> **Extracted text**:
The Industrial Real Estate Market in Mexico Skyrockets in the 2nd Quarter of 2023 with 184 Transactions and Record Absorptions

  • Mexico's real estate market in Q2 2023 saw 184 industrial transactions, absorbing 1.7 million square meters, primarily in high-quality spaces. This indicates a solid nationwide industrial demand.
  • The transportation and logistics, vehicles and parts, services, capital goods, and electronics industries accounted for 47% of the traded space, with the arrival of major companies such as AGP Glass, The Toro Company, and Samsung.

Santa Catarina, Monterrey, is an industrial zone with significant development in the last year. Photo: VYNMSA.
Santa Catarina, Monterrey, is an industrial zone with significant development in the last year. Photo: VYNMSA.
By: SiiLA News
07/24/2023

During the second quarter of 2023, Mexico's real estate market experienced significant dynamism with 184 industrial transactions, according to data from SiiLA. These transactions involved the absorption of nearly 1.7 million square meters, predominantly (81%) in high-quality or class-A spaces.

The analyzed transactions refer to property rentals and provide information on the sector's dynamics, economic activity, and investment opportunities.

> **Material**:
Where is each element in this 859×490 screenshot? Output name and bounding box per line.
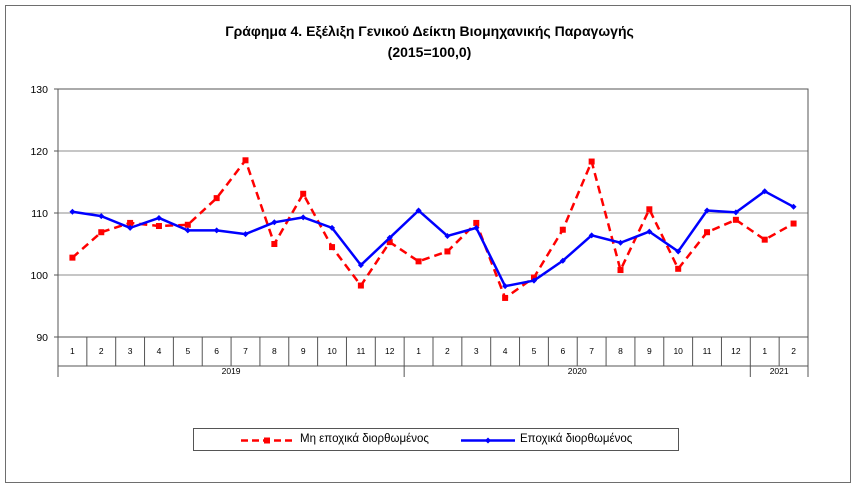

> **Set task 1**:
According to the article on Mexico's industrial real estate market, what percentage of the space absorbed in the second quarter of 2023 was in class-A spaces?
> **Set task 2**:
Resume the article on Mexico's industrial real estate market from its last sentence.

> **Output 1**:
81%

> **Output 2**:
Based on their initial rental price, which may change during negotiations, these transactions are estimated to have the potential to generate approximately $119 million in annual rental payments. This data highlights the significant economic and financial impact that the industrial real estate market has in the country.

In addition to the number of transactions recorded during the second quarter of 2023, which exceeded the quarterly average transactions (173) since 2020, the most relevant aspect is that the absorbed area is the highest of any second quarter in the last three years. This growth trend reflects the attractiveness and ongoing demand for industrial properties in Mexico, indicating a promising outlook for the real estate market.

In fact, the industries that demanded the most space in the past three months were transportation and logistics, vehicles and parts, services, capital goods, and electronics, collectively absorbing 47% of the space negotiated in transactions.

According to SiiLA Market Analytics, among the companies that occupied the most space during the second quarter of this year were AGP Glass, a Tesla supplier that established itself in FINSA Santa Catarina – 11 in Monterrey, and the American manufacturer The Toro Company, which settled in Prologis Apodaca East Park – 10 also in Monterrey. Other significant firms that absorbed industrial spaces include The Coca-Cola Company, Mercado Libre, and Samsung.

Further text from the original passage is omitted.